Beantworte anhand des Abschnitts über Gewalttexte im Religionsunterricht die folgenden drei Fragen.
1. Welches Gottesbild soll im Religionsunterricht zunächst vermittelt werden?
2. Wie verstehen Kinder in der Primarstufe Bibeltexte in der Regel?
3. Was könnten biblische Gewalttexte bei Jugendlichen der Sekundarstufe verstärken?

━━ Ausgewählter Abschnitt

1.1. Ablehnung von Gewalttexten im Religionsunterricht

Aufgrund des Unbehagens an der Verbindung Gottes mit Gewalt werden „anstößige“ Textpassagen besondere in der Primarstufe gerne geglättet oder ganz weggelassen. Als Begründung wird angeführt, dass im Religionsunterricht zunächst das Bild des liebenden, zugewandten und verzeihenden Gottes zu vermitteln sei, da andere Zugänge destruktiv wirken und den Zugang zu Gott und die Identitätsentwicklung der Kinder beeinträchtigen könnten. Vor allem in der Primarstufe stelle sich die Problematik, dass Kinder Bibeltexte in der Regel wörtlich verstünden und dass eine historische und religionsgeschichtliche Verortung, eine wichtige Voraussetzung für ein angemessenes Verständnis der biblischen Rede vom Gewalthandeln Gottes, für viele eine Überforderung darstelle. Eine zeitgeschichtliche Kontextualisierung der Texte bedinge zudem die Gefahr, dass die Schülerinnen und Schüler die Bibeltexte nicht in Bezug zu ihrem eigenen Leben setzen und als irrelevant ansehen (vgl. Kalloch, 2001, 228;242f.; Bucher, 2006, 99-102; Fricke, 2012, 215). Bei Jugendlichen der Sekundarstufe könnten biblische Gewalttexte die Gewaltbereitschaft verstärken.

━━━━
━━ Angezeigte Zeilen

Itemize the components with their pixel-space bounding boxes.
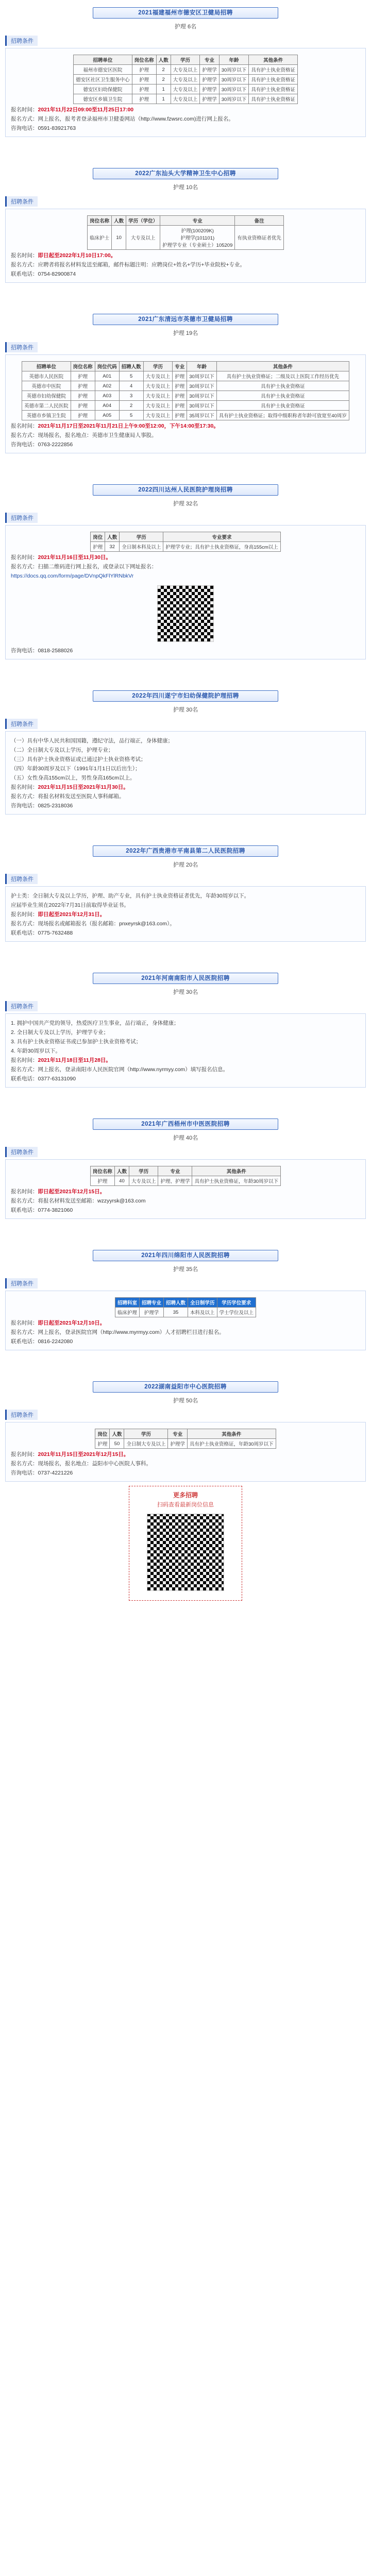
position-count: 护理 35名	[173, 1266, 198, 1273]
signup-method: 报名方式：网上报名，登录医院官网（http://www.myrmyy.com）人才招聘栏目进行报名。	[11, 1329, 225, 1335]
table-cell: 大专及以上	[143, 371, 173, 381]
table-header-cell: 专业	[158, 1166, 192, 1176]
table-cell: 英德市乡镇卫生院	[22, 411, 71, 420]
table-header-row	[91, 532, 281, 542]
table-header-cell: 其他条件	[192, 1166, 281, 1176]
section-title: 2022四川达州人民医院护理岗招聘	[93, 484, 278, 496]
signup-method: 报名方式：现场报名，报名地点：益阳市中心医院人事科。	[11, 1461, 151, 1467]
table-header-cell: 岗位名称	[132, 55, 156, 65]
signup-time	[11, 1451, 360, 1459]
table-header-cell: 招聘人数	[163, 1298, 188, 1308]
table-cell: 护理	[71, 391, 95, 401]
signup-time-value: 2021年11月18日至11月28日。	[38, 1057, 111, 1063]
table-header-cell: 学历	[124, 1429, 168, 1439]
recruitment-section	[5, 973, 366, 1088]
table-cell: 全日制本科及以上	[120, 542, 163, 552]
table-cell: 具有护士执业资格证，年龄30周岁以下	[187, 1439, 276, 1449]
table-cell: 英德市中医院	[22, 381, 71, 391]
table-row	[88, 226, 284, 250]
signup-time-value: 即日起至2021年12月10日。	[38, 1320, 106, 1326]
table-cell: 具有护士执业资格证	[216, 391, 349, 401]
recruitment-section	[5, 314, 366, 453]
table-header-row	[90, 1166, 280, 1176]
signup-time-value: 即日起至2021年12月31日。	[38, 911, 106, 918]
table-cell: 大专及以上	[143, 391, 173, 401]
table-cell: 大专及以上	[126, 226, 160, 250]
table-cell: 具有护士执业资格证	[249, 65, 298, 75]
contact-phone: 咨询电话：0763-2222856	[11, 442, 73, 448]
condition-line: 4. 年龄30周岁以下。	[11, 1048, 61, 1054]
table-header-cell: 招聘人数	[119, 362, 143, 371]
table-row	[95, 1439, 276, 1449]
conditions-label: 招聘条件	[5, 1278, 38, 1289]
condition-line: （四）年龄30周岁及以下（1991年1月1日以后出生）；	[11, 766, 141, 772]
table-cell: 德安区社区卫生服务中心	[74, 75, 132, 84]
table-cell: 护理	[173, 391, 187, 401]
table-cell: 4	[119, 381, 143, 391]
contact-phone: 咨询电话：0737-4221226	[11, 1470, 73, 1476]
table-cell: 35	[163, 1308, 188, 1317]
table-header-cell: 学历（学位）	[126, 216, 160, 226]
table-cell: 护理	[132, 84, 156, 94]
table-cell: 50	[110, 1439, 124, 1449]
condition-line: 应届毕业生须在2022年7月31日前取得毕业证书。	[11, 902, 129, 908]
table-header-cell: 备注	[235, 216, 284, 226]
table-cell: 5	[119, 371, 143, 381]
table-cell: 临床护理	[115, 1308, 139, 1317]
table-header-cell: 岗位名称	[90, 1166, 114, 1176]
table-cell: 大专及以上	[171, 94, 200, 104]
condition-line: 3. 具有护士执业资格证书或已参加护士执业资格考试；	[11, 1039, 142, 1045]
signup-time	[11, 1319, 360, 1327]
table-cell: 护理	[173, 411, 187, 420]
signup-method: 报名方式：应聘者将报名材料发送至邮箱，邮件标题注明：应聘岗位+姓名+学历+毕业院校+专业。	[11, 262, 246, 268]
signup-method: 报名方式：网上报名，登录南阳市人民医院官网（http://www.nyrmyy.com）填写报名信息。	[11, 1066, 229, 1073]
conditions-box	[5, 209, 366, 283]
table-cell: 护理学	[200, 75, 220, 84]
signup-time-label: 报名时间：	[11, 1320, 38, 1326]
contact-phone: 联系电话：0775-7632488	[11, 930, 73, 936]
positions-table	[87, 215, 284, 250]
signup-method: 报名方式：将报名材料发送至邮箱：wzzyyrsk@163.com	[11, 1198, 146, 1204]
section-title: 2021年四川绵阳市人民医院招聘	[93, 1250, 278, 1261]
table-cell: 32	[105, 542, 120, 552]
table-cell: 大专及以上	[171, 65, 200, 75]
table-row	[22, 371, 349, 381]
conditions-box	[5, 354, 366, 453]
table-cell: 护理	[71, 381, 95, 391]
table-cell: 具有护士执业资格证	[249, 94, 298, 104]
table-cell: 30周岁以下	[187, 391, 217, 401]
table-cell: 10	[112, 226, 126, 250]
contact-phone: 咨询电话：0825-2318036	[11, 803, 73, 809]
table-cell: 全日制大专及以上	[124, 1439, 168, 1449]
signup-time-value: 2021年11月16日至11月30日。	[38, 554, 111, 561]
signup-time-label: 报名时间：	[11, 1057, 38, 1063]
recruitment-list	[5, 7, 366, 1482]
table-cell: 护理	[71, 401, 95, 411]
conditions-box	[5, 1013, 366, 1088]
signup-time-value: 2021年11月15日至2021年11月30日。	[38, 784, 129, 790]
signup-time-label: 报名时间：	[11, 423, 38, 429]
table-cell: 35周岁以下	[187, 411, 217, 420]
contact-phone: 联系电话：0754-82900874	[11, 271, 76, 277]
position-count: 护理 19名	[173, 330, 198, 336]
table-cell: 2	[156, 65, 171, 75]
section-title: 2022年四川遂宁市妇幼保健院护理招聘	[93, 690, 278, 702]
table-cell: 护理	[95, 1439, 110, 1449]
recruitment-section	[5, 1250, 366, 1350]
table-cell: 具有护士执业资格证；二级及以上医院工作经历优先	[216, 371, 349, 381]
section-title: 2021广东清远市英德市卫健局招聘	[93, 314, 278, 325]
table-cell: A03	[95, 391, 119, 401]
table-cell: 德安区妇幼保健院	[74, 84, 132, 94]
signup-time	[11, 106, 360, 114]
table-header-cell: 年龄	[187, 362, 217, 371]
section-title: 2022广东汕头大学精神卫生中心招聘	[93, 168, 278, 179]
condition-line: （二）全日制大专及以上学历，护理专业；	[11, 747, 114, 753]
conditions-label: 招聘条件	[5, 196, 38, 207]
table-cell: 英德市第二人民医院	[22, 401, 71, 411]
conditions-box	[5, 731, 366, 815]
position-count: 护理 32名	[173, 501, 198, 507]
signup-link[interactable]: https://docs.qq.com/form/page/DVnpQkFlYlRNbkVr	[11, 573, 134, 579]
position-count: 护理 10名	[173, 184, 198, 191]
table-cell: 2	[119, 401, 143, 411]
signup-time-value: 即日起至2021年12月15日。	[38, 1189, 106, 1195]
table-cell: 护理	[71, 371, 95, 381]
table-cell: 福州市德安区医院	[74, 65, 132, 75]
table-cell: 30周岁以下	[187, 381, 217, 391]
positions-table	[115, 1297, 256, 1317]
section-title: 2021年河南南阳市人民医院招聘	[93, 973, 278, 984]
table-header-cell: 专业	[200, 55, 220, 65]
table-header-cell: 其他条件	[187, 1429, 276, 1439]
signup-method: 报名方式：扫描二维码进行网上报名，或登录以下网址报名：	[11, 564, 157, 570]
signup-time	[11, 784, 360, 791]
condition-line: （一）具有中华人民共和国国籍，遵纪守法，品行端正，身体健康；	[11, 738, 173, 744]
recruitment-section	[5, 484, 366, 659]
table-cell: 30周岁以下	[219, 84, 249, 94]
table-row	[74, 94, 298, 104]
table-header-cell: 专业	[160, 216, 235, 226]
conditions-box	[5, 1159, 366, 1219]
signup-method: 报名方式：将报名材料发送至医院人事科邮箱。	[11, 793, 125, 800]
position-count: 护理 30名	[173, 707, 198, 713]
table-cell: 临床护士	[88, 226, 112, 250]
position-count: 护理 40名	[173, 1135, 198, 1141]
table-header-cell: 专业要求	[163, 532, 281, 542]
table-cell: 护理	[173, 371, 187, 381]
table-cell: 英德市人民医院	[22, 371, 71, 381]
table-cell: A02	[95, 381, 119, 391]
table-cell: 大专及以上	[171, 84, 200, 94]
positions-table	[22, 361, 349, 420]
signup-time-value: 2021年11月22日09:00至11月25日17:00	[38, 107, 134, 113]
table-row	[74, 65, 298, 75]
conditions-label: 招聘条件	[5, 513, 38, 523]
table-cell: 有执业资格证者优先	[235, 226, 284, 250]
table-cell: 大专及以上	[129, 1176, 158, 1186]
recruitment-section	[5, 7, 366, 137]
table-cell: 30周岁以下	[219, 65, 249, 75]
conditions-label: 招聘条件	[5, 1410, 38, 1420]
conditions-label: 招聘条件	[5, 874, 38, 884]
conditions-label: 招聘条件	[5, 342, 38, 352]
table-header-cell: 人数	[105, 532, 120, 542]
table-cell: 护理	[173, 381, 187, 391]
table-row	[22, 411, 349, 420]
conditions-box	[5, 48, 366, 137]
table-cell: 大专及以上	[143, 401, 173, 411]
signup-method: 报名方式：现场报名或邮箱报名（报名邮箱：pnxeyrsk@163.com）。	[11, 921, 175, 927]
table-header-cell: 岗位名称	[88, 216, 112, 226]
table-cell: 护理	[132, 94, 156, 104]
table-header-cell: 岗位代码	[95, 362, 119, 371]
table-cell: 具有护士执业资格证	[216, 401, 349, 411]
table-cell: A04	[95, 401, 119, 411]
section-title: 2021福建福州市德安区卫健局招聘	[93, 7, 278, 19]
table-cell: 3	[119, 391, 143, 401]
condition-line: 1. 拥护中国共产党的领导，热爱医疗卫生事业，品行端正，身体健康；	[11, 1020, 179, 1026]
table-cell: 大专及以上	[171, 75, 200, 84]
table-cell: 具有护士执业资格证；取得中级职称者年龄可放宽至40周岁	[216, 411, 349, 420]
recruitment-section	[5, 1381, 366, 1482]
table-cell: 30周岁以下	[187, 401, 217, 411]
table-cell: 1	[156, 94, 171, 104]
condition-line: 2. 全日制大专及以上学历，护理学专业；	[11, 1029, 109, 1036]
table-header-cell: 岗位	[91, 532, 105, 542]
signup-time	[11, 911, 360, 919]
section-title: 2021年广西梧州市中医医院招聘	[93, 1118, 278, 1130]
contact-phone: 联系电话：0377-63131090	[11, 1076, 76, 1082]
recruitment-section	[5, 845, 366, 942]
table-header-cell: 学历	[129, 1166, 158, 1176]
table-cell: 30周岁以下	[219, 94, 249, 104]
table-header-cell: 学历	[120, 532, 163, 542]
table-cell: 护理学	[200, 94, 220, 104]
position-count: 护理 30名	[173, 989, 198, 995]
signup-time-label: 报名时间：	[11, 107, 38, 113]
conditions-box	[5, 1422, 366, 1482]
table-cell: 40	[114, 1176, 129, 1186]
positions-table	[73, 55, 298, 104]
table-cell: 德安区乡镇卫生院	[74, 94, 132, 104]
contact-phone: 咨询电话：0818-2588026	[11, 648, 73, 654]
conditions-box	[5, 1291, 366, 1350]
table-cell: 护理学专业；具有护士执业资格证，身高155cm以上	[163, 542, 281, 552]
table-cell: 护理	[132, 65, 156, 75]
table-header-cell: 全日制学历	[188, 1298, 217, 1308]
table-row	[90, 1176, 280, 1186]
table-header-cell: 招聘单位	[74, 55, 132, 65]
table-header-cell: 专业	[173, 362, 187, 371]
table-header-cell: 岗位名称	[71, 362, 95, 371]
table-header-cell: 人数	[112, 216, 126, 226]
table-cell: 大专及以上	[143, 381, 173, 391]
table-cell: 护理	[91, 542, 105, 552]
signup-method: 报名方式：现场报名，报名地点：英德市卫生健康局人事股。	[11, 432, 157, 438]
signup-time-value: 即日起至2022年1月10日17:00。	[38, 252, 116, 259]
recruitment-section	[5, 690, 366, 815]
contact-phone: 咨询电话：0591-83921763	[11, 125, 76, 131]
signup-time-label: 报名时间：	[11, 554, 38, 561]
table-cell: 5	[119, 411, 143, 420]
table-header-cell: 人数	[114, 1166, 129, 1176]
table-cell: 护理	[173, 401, 187, 411]
table-header-row	[95, 1429, 276, 1439]
signup-time-label: 报名时间：	[11, 1451, 38, 1458]
table-row	[22, 391, 349, 401]
position-count: 护理 50名	[173, 1398, 198, 1404]
table-header-cell: 招聘专业	[139, 1298, 163, 1308]
section-title: 2022湖南益阳市中心医院招聘	[93, 1381, 278, 1393]
table-row	[74, 84, 298, 94]
qr-code[interactable]	[147, 1514, 224, 1591]
recruitment-section	[5, 1118, 366, 1219]
table-row	[22, 381, 349, 391]
table-cell: 大专及以上	[143, 411, 173, 420]
conditions-label: 招聘条件	[5, 36, 38, 46]
table-header-cell: 年龄	[219, 55, 249, 65]
table-cell: 具有护士执业资格证	[216, 381, 349, 391]
table-header-row	[22, 362, 349, 371]
signup-time-value: 2021年11月15日至2021年12月15日。	[38, 1451, 129, 1458]
table-cell: 2	[156, 75, 171, 84]
signup-method: 报名方式：网上报名，报考者登录福州市卫健委网站（http://www.fzwsrc.com)进行网上报名。	[11, 116, 234, 122]
table-header-cell: 招聘科室	[115, 1298, 139, 1308]
table-cell: 护理(100209K) 护理学(101101) 护理学专业（专业硕士）105209	[160, 226, 235, 250]
signup-time-label: 报名时间：	[11, 784, 38, 790]
footer-box	[129, 1486, 242, 1601]
table-cell: A05	[95, 411, 119, 420]
table-cell: 护理学	[200, 84, 220, 94]
footer-subtitle: 扫码查看最新岗位信息	[157, 1502, 214, 1508]
table-header-cell: 岗位	[95, 1429, 110, 1439]
table-cell: 具有护士执业资格证	[249, 84, 298, 94]
section-title: 2022年广西贵港市平南县第二人民医院招聘	[93, 845, 278, 857]
table-cell: 护理、护理学	[158, 1176, 192, 1186]
signup-time	[11, 1057, 360, 1064]
table-header-cell: 人数	[156, 55, 171, 65]
condition-line: 护士类：全日制大专及以上学历，护理、助产专业，具有护士执业资格证者优先，年龄30周岁以下。	[11, 893, 250, 899]
condition-line: （三）具有护士执业资格证或已通过护士执业资格考试；	[11, 756, 146, 762]
signup-time-label: 报名时间：	[11, 911, 38, 918]
qr-code[interactable]	[157, 585, 214, 642]
conditions-box	[5, 525, 366, 659]
table-cell: 护理学	[168, 1439, 188, 1449]
table-cell: 30周岁以下	[187, 371, 217, 381]
table-row	[74, 75, 298, 84]
condition-line: （五）女性身高155cm以上，男性身高165cm以上。	[11, 775, 136, 781]
table-header-cell: 学历	[143, 362, 173, 371]
conditions-box	[5, 886, 366, 942]
table-header-row	[115, 1298, 256, 1308]
table-cell: 学士学位及以上	[217, 1308, 256, 1317]
conditions-label: 招聘条件	[5, 719, 38, 729]
table-header-cell: 学历	[171, 55, 200, 65]
table-header-row	[88, 216, 284, 226]
table-header-cell: 招聘单位	[22, 362, 71, 371]
positions-table	[90, 1166, 281, 1186]
signup-time-label: 报名时间：	[11, 252, 38, 259]
conditions-label: 招聘条件	[5, 1147, 38, 1157]
table-cell: 1	[156, 84, 171, 94]
table-cell: 30周岁以下	[219, 75, 249, 84]
positions-table	[95, 1429, 276, 1449]
table-header-cell: 学历学位要求	[217, 1298, 256, 1308]
signup-time-value: 2021年11月17日至2021年11月21日上午9:00至12:00，下午14:00至17:30。	[38, 423, 219, 429]
table-cell: 具有护士执业资格证，年龄30周岁以下	[192, 1176, 281, 1186]
signup-time	[11, 422, 360, 430]
table-cell: 具有护士执业资格证	[249, 75, 298, 84]
table-cell: 英德市妇幼保健院	[22, 391, 71, 401]
positions-table	[90, 532, 281, 552]
signup-time	[11, 554, 360, 562]
recruitment-section	[5, 168, 366, 283]
signup-time	[11, 1188, 360, 1196]
table-cell: 护理	[132, 75, 156, 84]
table-cell: 护理学	[200, 65, 220, 75]
position-count: 护理 6名	[174, 24, 197, 30]
signup-time	[11, 252, 360, 260]
table-header-cell: 人数	[110, 1429, 124, 1439]
table-cell: A01	[95, 371, 119, 381]
table-cell: 护理学	[139, 1308, 163, 1317]
contact-phone: 联系电话：0774-3821060	[11, 1207, 73, 1213]
contact-phone: 联系电话：0816-2242080	[11, 1338, 73, 1345]
table-row	[115, 1308, 256, 1317]
conditions-label: 招聘条件	[5, 1001, 38, 1011]
table-header-cell: 专业	[168, 1429, 188, 1439]
table-header-cell: 其他条件	[249, 55, 298, 65]
table-row	[22, 401, 349, 411]
table-cell: 护理	[90, 1176, 114, 1186]
table-cell: 护理	[71, 411, 95, 420]
table-header-row	[74, 55, 298, 65]
table-header-cell: 其他条件	[216, 362, 349, 371]
signup-time-label: 报名时间：	[11, 1189, 38, 1195]
table-cell: 本科及以上	[188, 1308, 217, 1317]
position-count: 护理 20名	[173, 862, 198, 868]
footer-title: 更多招聘	[173, 1492, 198, 1499]
table-row	[91, 542, 281, 552]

━━━━

- **Ausgearbeitete Lösung**:
1. Das Bild des liebenden, zugewandten und verzeihenden Gottes.
2. Wörtlich.
3. Die Gewaltbereitschaft.